▶ Aim of the exercise
Set down each line of the material that follows, exactly, with no pictures.

▶ Input data
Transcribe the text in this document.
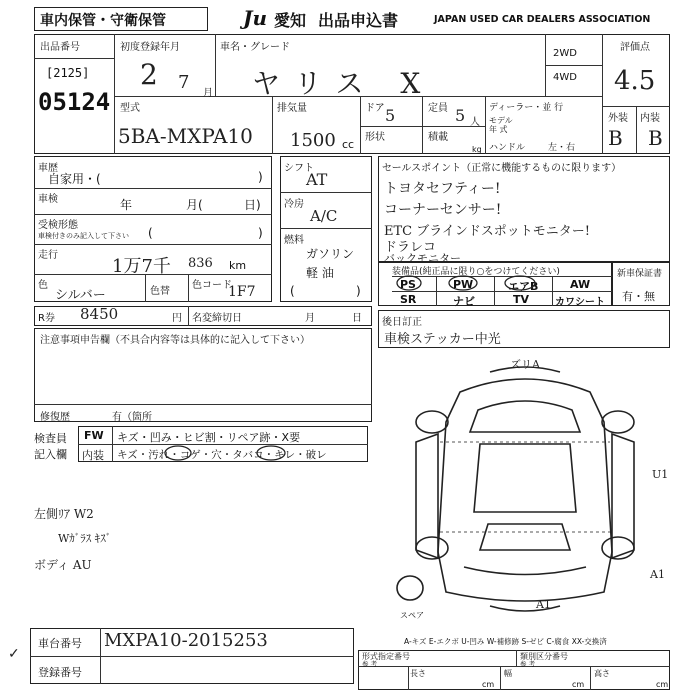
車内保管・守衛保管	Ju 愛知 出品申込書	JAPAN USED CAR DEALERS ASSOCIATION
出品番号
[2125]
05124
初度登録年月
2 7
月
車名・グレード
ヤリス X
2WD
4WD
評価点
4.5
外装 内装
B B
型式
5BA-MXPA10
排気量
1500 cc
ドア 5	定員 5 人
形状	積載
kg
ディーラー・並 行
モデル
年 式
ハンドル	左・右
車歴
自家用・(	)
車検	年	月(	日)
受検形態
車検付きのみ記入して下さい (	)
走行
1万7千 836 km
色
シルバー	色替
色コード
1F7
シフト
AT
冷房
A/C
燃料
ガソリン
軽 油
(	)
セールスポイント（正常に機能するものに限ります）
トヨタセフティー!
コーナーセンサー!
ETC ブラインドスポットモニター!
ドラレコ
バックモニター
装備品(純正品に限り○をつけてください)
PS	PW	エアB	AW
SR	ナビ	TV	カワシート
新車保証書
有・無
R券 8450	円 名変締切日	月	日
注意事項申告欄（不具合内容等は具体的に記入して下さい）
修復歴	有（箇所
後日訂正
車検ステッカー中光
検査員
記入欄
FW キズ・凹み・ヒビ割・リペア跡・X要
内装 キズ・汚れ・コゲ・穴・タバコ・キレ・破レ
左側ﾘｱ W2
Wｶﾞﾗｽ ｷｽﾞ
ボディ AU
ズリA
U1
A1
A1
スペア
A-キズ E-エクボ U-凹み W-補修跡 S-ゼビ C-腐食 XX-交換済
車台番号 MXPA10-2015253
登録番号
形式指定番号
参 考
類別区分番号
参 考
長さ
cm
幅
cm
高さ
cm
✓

▶ Written reply
Transcribe the text in this document.
車内保管・守衛保管	Ju 愛知 出品申込書	JAPAN USED CAR DEALERS ASSOCIATION
出品番号
[2125]
05124
初度登録年月
2 7
月
車名・グレード
ヤリス X
2WD
4WD
評価点
4.5
外装 内装
B B
型式
5BA-MXPA10
排気量
1500 cc
ドア 5	定員 5 人
形状	積載
kg
ディーラー・並 行
モデル
年 式
ハンドル	左・右
車歴
自家用・(	)
車検	年	月(	日)
受検形態
車検付きのみ記入して下さい (	)
走行
1万7千 836 km
色
シルバー	色替
色コード
1F7
シフト
AT
冷房
A/C
燃料
ガソリン
軽 油
(	)
セールスポイント（正常に機能するものに限ります）
トヨタセフティー!
コーナーセンサー!
ETC ブラインドスポットモニター!
ドラレコ
バックモニター
装備品(純正品に限り○をつけてください)
PS	PW	エアB	AW
SR	ナビ	TV	カワシート
新車保証書
有・無
R券 8450	円 名変締切日	月	日
注意事項申告欄（不具合内容等は具体的に記入して下さい）
修復歴	有（箇所
後日訂正
車検ステッカー中光
検査員
記入欄
FW キズ・凹み・ヒビ割・リペア跡・X要
内装 キズ・汚れ・コゲ・穴・タバコ・キレ・破レ
左側ﾘｱ W2
Wｶﾞﾗｽ ｷｽﾞ
ボディ AU
ズリA
U1
A1
A1
スペア
A-キズ E-エクボ U-凹み W-補修跡 S-ゼビ C-腐食 XX-交換済
車台番号 MXPA10-2015253
登録番号
形式指定番号
参 考
類別区分番号
参 考
長さ
cm
幅
cm
高さ
cm
✓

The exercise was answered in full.